Data listing:
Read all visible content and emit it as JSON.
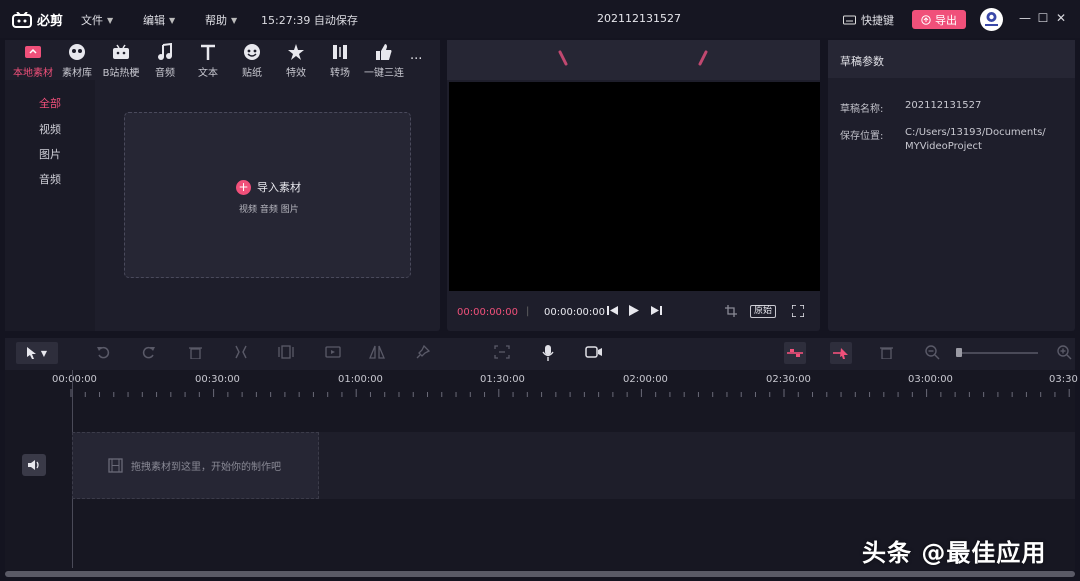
{
  "app": {
    "name": "必剪"
  },
  "menu": {
    "file": "文件",
    "edit": "编辑",
    "help": "帮助"
  },
  "autosave": "15:27:39 自动保存",
  "doc_title": "202112131527",
  "header": {
    "shortcut_label": "快捷键",
    "export_label": "导出"
  },
  "tabs": [
    {
      "label": "本地素材",
      "icon": "upload-icon",
      "active": true
    },
    {
      "label": "素材库",
      "icon": "mascot-icon"
    },
    {
      "label": "B站热梗",
      "icon": "tv-icon"
    },
    {
      "label": "音频",
      "icon": "music-note-icon"
    },
    {
      "label": "文本",
      "icon": "text-t-icon"
    },
    {
      "label": "贴纸",
      "icon": "sticker-icon"
    },
    {
      "label": "特效",
      "icon": "effects-star-icon"
    },
    {
      "label": "转场",
      "icon": "transition-icon"
    },
    {
      "label": "一键三连",
      "icon": "thumb-up-icon"
    }
  ],
  "tabs_more": "...",
  "categories": [
    {
      "label": "全部",
      "active": true
    },
    {
      "label": "视频"
    },
    {
      "label": "图片"
    },
    {
      "label": "音频"
    }
  ],
  "import": {
    "label": "导入素材",
    "sub": "视频 音频 图片"
  },
  "preview": {
    "timecode_current": "00:00:00:00",
    "separator": "|",
    "timecode_total": "00:00:00:00",
    "ratio_label": "原始"
  },
  "draft": {
    "title": "草稿参数",
    "name_label": "草稿名称:",
    "name_value": "202112131527",
    "path_label": "保存位置:",
    "path_value_1": "C:/Users/13193/Documents/",
    "path_value_2": "MYVideoProject"
  },
  "ruler": [
    "00:00:00",
    "00:30:00",
    "01:00:00",
    "01:30:00",
    "02:00:00",
    "02:30:00",
    "03:00:00",
    "03:30"
  ],
  "track": {
    "drop_hint": "拖拽素材到这里，开始你的制作吧"
  },
  "watermark": "头条 @最佳应用",
  "colors": {
    "accent": "#f0507a",
    "bg": "#141420",
    "panel": "#1e1e2b"
  }
}
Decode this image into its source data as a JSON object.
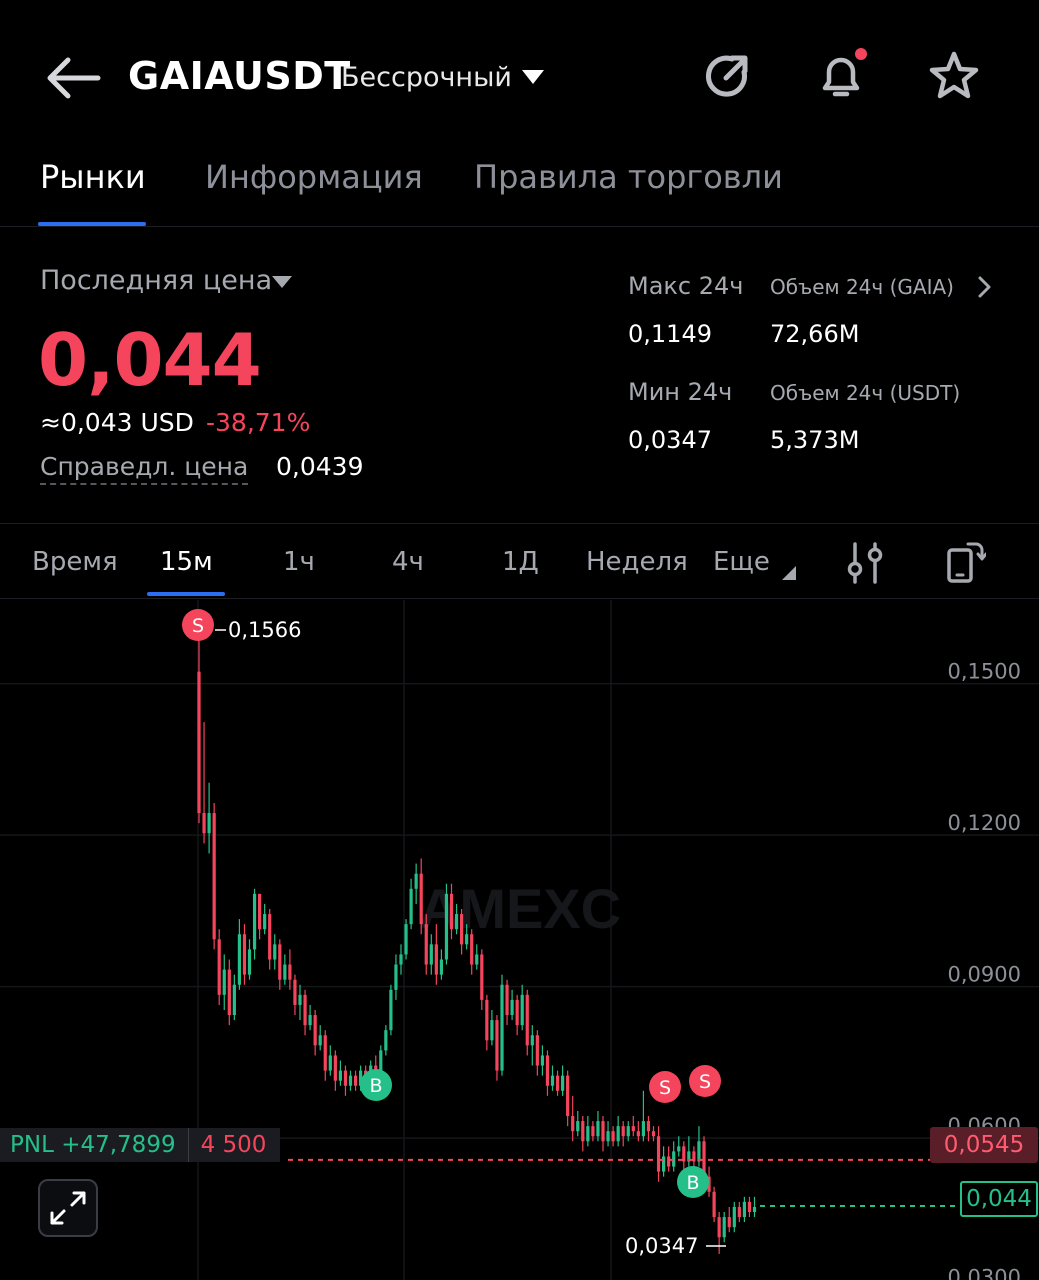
{
  "header": {
    "title": "GAIAUSDT",
    "subtitle": "Бессрочный"
  },
  "tabs": [
    {
      "label": "Рынки",
      "active": true
    },
    {
      "label": "Информация",
      "active": false
    },
    {
      "label": "Правила торговли",
      "active": false
    }
  ],
  "stats": {
    "last_price_label": "Последняя цена",
    "last_price": "0,044",
    "usd_equiv": "≈0,043 USD",
    "change": "-38,71%",
    "fair_label": "Справедл. цена",
    "fair_value": "0,0439",
    "high_label": "Макс 24ч",
    "high_value": "0,1149",
    "low_label": "Мин 24ч",
    "low_value": "0,0347",
    "vol_gaia_label": "Объем 24ч (GAIA)",
    "vol_gaia_value": "72,66M",
    "vol_usdt_label": "Объем 24ч  (USDT)",
    "vol_usdt_value": "5,373M"
  },
  "timeframes": [
    {
      "label": "Время",
      "active": false
    },
    {
      "label": "15м",
      "active": true
    },
    {
      "label": "1ч",
      "active": false
    },
    {
      "label": "4ч",
      "active": false
    },
    {
      "label": "1Д",
      "active": false
    },
    {
      "label": "Неделя",
      "active": false
    },
    {
      "label": "Еще",
      "active": false
    }
  ],
  "colors": {
    "up": "#25c08a",
    "down": "#f5455c",
    "accent": "#2c6ef2"
  },
  "chart_data": {
    "type": "candlestick",
    "y_ticks": [
      "0,1500",
      "0,1200",
      "0,0900",
      "0,0600",
      "0,0300"
    ],
    "y_tick_values": [
      0.15,
      0.12,
      0.09,
      0.06,
      0.03
    ],
    "ylim": [
      0.027,
      0.163
    ],
    "high_marker": {
      "label": "0,1566",
      "value": 0.1566
    },
    "low_marker": {
      "label": "0,0347",
      "value": 0.0347
    },
    "watermark": "AMEXC",
    "position_line": {
      "value": 0.0545,
      "label": "0,0545",
      "pnl_label": "PNL +47,7899",
      "qty_label": "4 500"
    },
    "current_price_line": {
      "value": 0.044,
      "label": "0,044"
    },
    "trade_markers": [
      {
        "side": "S",
        "index": 0
      },
      {
        "side": "B",
        "index": 35
      },
      {
        "side": "S",
        "index": 92
      },
      {
        "side": "S",
        "index": 101
      },
      {
        "side": "B",
        "index": 100
      }
    ],
    "candles": [
      [
        0.15,
        0.1566,
        0.12,
        0.122
      ],
      [
        0.122,
        0.14,
        0.116,
        0.118
      ],
      [
        0.118,
        0.128,
        0.114,
        0.122
      ],
      [
        0.122,
        0.124,
        0.095,
        0.097
      ],
      [
        0.097,
        0.099,
        0.084,
        0.086
      ],
      [
        0.086,
        0.094,
        0.083,
        0.091
      ],
      [
        0.091,
        0.093,
        0.08,
        0.082
      ],
      [
        0.082,
        0.09,
        0.081,
        0.088
      ],
      [
        0.088,
        0.101,
        0.087,
        0.098
      ],
      [
        0.098,
        0.1,
        0.088,
        0.09
      ],
      [
        0.09,
        0.097,
        0.089,
        0.095
      ],
      [
        0.095,
        0.107,
        0.093,
        0.106
      ],
      [
        0.106,
        0.106,
        0.097,
        0.099
      ],
      [
        0.099,
        0.104,
        0.098,
        0.102
      ],
      [
        0.102,
        0.103,
        0.091,
        0.093
      ],
      [
        0.093,
        0.098,
        0.091,
        0.096
      ],
      [
        0.096,
        0.097,
        0.087,
        0.089
      ],
      [
        0.089,
        0.094,
        0.088,
        0.092
      ],
      [
        0.092,
        0.095,
        0.087,
        0.089
      ],
      [
        0.089,
        0.09,
        0.082,
        0.084
      ],
      [
        0.084,
        0.088,
        0.081,
        0.086
      ],
      [
        0.086,
        0.087,
        0.078,
        0.08
      ],
      [
        0.08,
        0.084,
        0.079,
        0.082
      ],
      [
        0.082,
        0.083,
        0.074,
        0.076
      ],
      [
        0.076,
        0.08,
        0.075,
        0.078
      ],
      [
        0.078,
        0.079,
        0.069,
        0.071
      ],
      [
        0.071,
        0.076,
        0.07,
        0.074
      ],
      [
        0.074,
        0.075,
        0.067,
        0.069
      ],
      [
        0.069,
        0.073,
        0.068,
        0.071
      ],
      [
        0.071,
        0.072,
        0.066,
        0.068
      ],
      [
        0.068,
        0.071,
        0.067,
        0.07
      ],
      [
        0.07,
        0.071,
        0.067,
        0.068
      ],
      [
        0.068,
        0.072,
        0.067,
        0.071
      ],
      [
        0.071,
        0.072,
        0.068,
        0.069
      ],
      [
        0.069,
        0.073,
        0.068,
        0.072
      ],
      [
        0.072,
        0.074,
        0.069,
        0.07
      ],
      [
        0.07,
        0.076,
        0.069,
        0.075
      ],
      [
        0.075,
        0.08,
        0.074,
        0.079
      ],
      [
        0.079,
        0.088,
        0.078,
        0.087
      ],
      [
        0.087,
        0.094,
        0.085,
        0.092
      ],
      [
        0.092,
        0.096,
        0.09,
        0.094
      ],
      [
        0.094,
        0.101,
        0.093,
        0.1
      ],
      [
        0.1,
        0.109,
        0.099,
        0.107
      ],
      [
        0.107,
        0.112,
        0.104,
        0.11
      ],
      [
        0.11,
        0.113,
        0.098,
        0.1
      ],
      [
        0.1,
        0.102,
        0.09,
        0.092
      ],
      [
        0.092,
        0.098,
        0.09,
        0.096
      ],
      [
        0.096,
        0.1,
        0.088,
        0.09
      ],
      [
        0.09,
        0.095,
        0.089,
        0.093
      ],
      [
        0.093,
        0.108,
        0.092,
        0.106
      ],
      [
        0.106,
        0.108,
        0.097,
        0.099
      ],
      [
        0.099,
        0.104,
        0.098,
        0.102
      ],
      [
        0.102,
        0.103,
        0.094,
        0.096
      ],
      [
        0.096,
        0.1,
        0.095,
        0.098
      ],
      [
        0.098,
        0.099,
        0.09,
        0.092
      ],
      [
        0.092,
        0.096,
        0.091,
        0.094
      ],
      [
        0.094,
        0.095,
        0.083,
        0.085
      ],
      [
        0.085,
        0.086,
        0.075,
        0.077
      ],
      [
        0.077,
        0.083,
        0.076,
        0.081
      ],
      [
        0.081,
        0.082,
        0.069,
        0.071
      ],
      [
        0.071,
        0.09,
        0.07,
        0.088
      ],
      [
        0.088,
        0.089,
        0.08,
        0.082
      ],
      [
        0.082,
        0.087,
        0.081,
        0.085
      ],
      [
        0.085,
        0.086,
        0.078,
        0.08
      ],
      [
        0.08,
        0.088,
        0.079,
        0.086
      ],
      [
        0.086,
        0.087,
        0.074,
        0.076
      ],
      [
        0.076,
        0.08,
        0.072,
        0.078
      ],
      [
        0.078,
        0.079,
        0.07,
        0.072
      ],
      [
        0.072,
        0.076,
        0.07,
        0.074
      ],
      [
        0.074,
        0.075,
        0.066,
        0.068
      ],
      [
        0.068,
        0.072,
        0.067,
        0.07
      ],
      [
        0.07,
        0.071,
        0.066,
        0.067
      ],
      [
        0.067,
        0.072,
        0.066,
        0.07
      ],
      [
        0.07,
        0.071,
        0.06,
        0.062
      ],
      [
        0.062,
        0.066,
        0.057,
        0.059
      ],
      [
        0.059,
        0.063,
        0.058,
        0.061
      ],
      [
        0.061,
        0.062,
        0.055,
        0.057
      ],
      [
        0.057,
        0.062,
        0.056,
        0.06
      ],
      [
        0.06,
        0.061,
        0.057,
        0.058
      ],
      [
        0.058,
        0.063,
        0.057,
        0.061
      ],
      [
        0.061,
        0.062,
        0.055,
        0.057
      ],
      [
        0.057,
        0.061,
        0.056,
        0.059
      ],
      [
        0.059,
        0.06,
        0.056,
        0.057
      ],
      [
        0.057,
        0.062,
        0.056,
        0.06
      ],
      [
        0.06,
        0.061,
        0.056,
        0.058
      ],
      [
        0.058,
        0.061,
        0.057,
        0.06
      ],
      [
        0.06,
        0.062,
        0.058,
        0.059
      ],
      [
        0.059,
        0.061,
        0.057,
        0.058
      ],
      [
        0.058,
        0.067,
        0.057,
        0.061
      ],
      [
        0.061,
        0.062,
        0.057,
        0.059
      ],
      [
        0.059,
        0.06,
        0.057,
        0.058
      ],
      [
        0.058,
        0.06,
        0.049,
        0.051
      ],
      [
        0.051,
        0.056,
        0.05,
        0.054
      ],
      [
        0.054,
        0.056,
        0.051,
        0.052
      ],
      [
        0.052,
        0.057,
        0.051,
        0.055
      ],
      [
        0.055,
        0.058,
        0.054,
        0.056
      ],
      [
        0.056,
        0.057,
        0.051,
        0.053
      ],
      [
        0.053,
        0.058,
        0.052,
        0.055
      ],
      [
        0.055,
        0.056,
        0.052,
        0.053
      ],
      [
        0.053,
        0.06,
        0.052,
        0.057
      ],
      [
        0.057,
        0.058,
        0.048,
        0.05
      ],
      [
        0.05,
        0.052,
        0.046,
        0.047
      ],
      [
        0.047,
        0.048,
        0.041,
        0.042
      ],
      [
        0.042,
        0.043,
        0.0347,
        0.038
      ],
      [
        0.038,
        0.043,
        0.037,
        0.042
      ],
      [
        0.042,
        0.044,
        0.039,
        0.04
      ],
      [
        0.04,
        0.045,
        0.039,
        0.044
      ],
      [
        0.044,
        0.045,
        0.041,
        0.042
      ],
      [
        0.042,
        0.046,
        0.041,
        0.045
      ],
      [
        0.045,
        0.046,
        0.042,
        0.043
      ],
      [
        0.043,
        0.046,
        0.042,
        0.044
      ]
    ]
  }
}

What the task requires: Which lines above hold the word "icon"? Copy each of them.

Solution:
      "icon": "upload-icon",
      "icon": "mascot-icon"
      "icon": "tv-icon"
      "icon": "music-note-icon"
      "icon": "text-t-icon"
      "icon": "sticker-icon"
      "icon": "effects-star-icon"
      "icon": "transition-icon"
      "icon": "thumb-up-icon"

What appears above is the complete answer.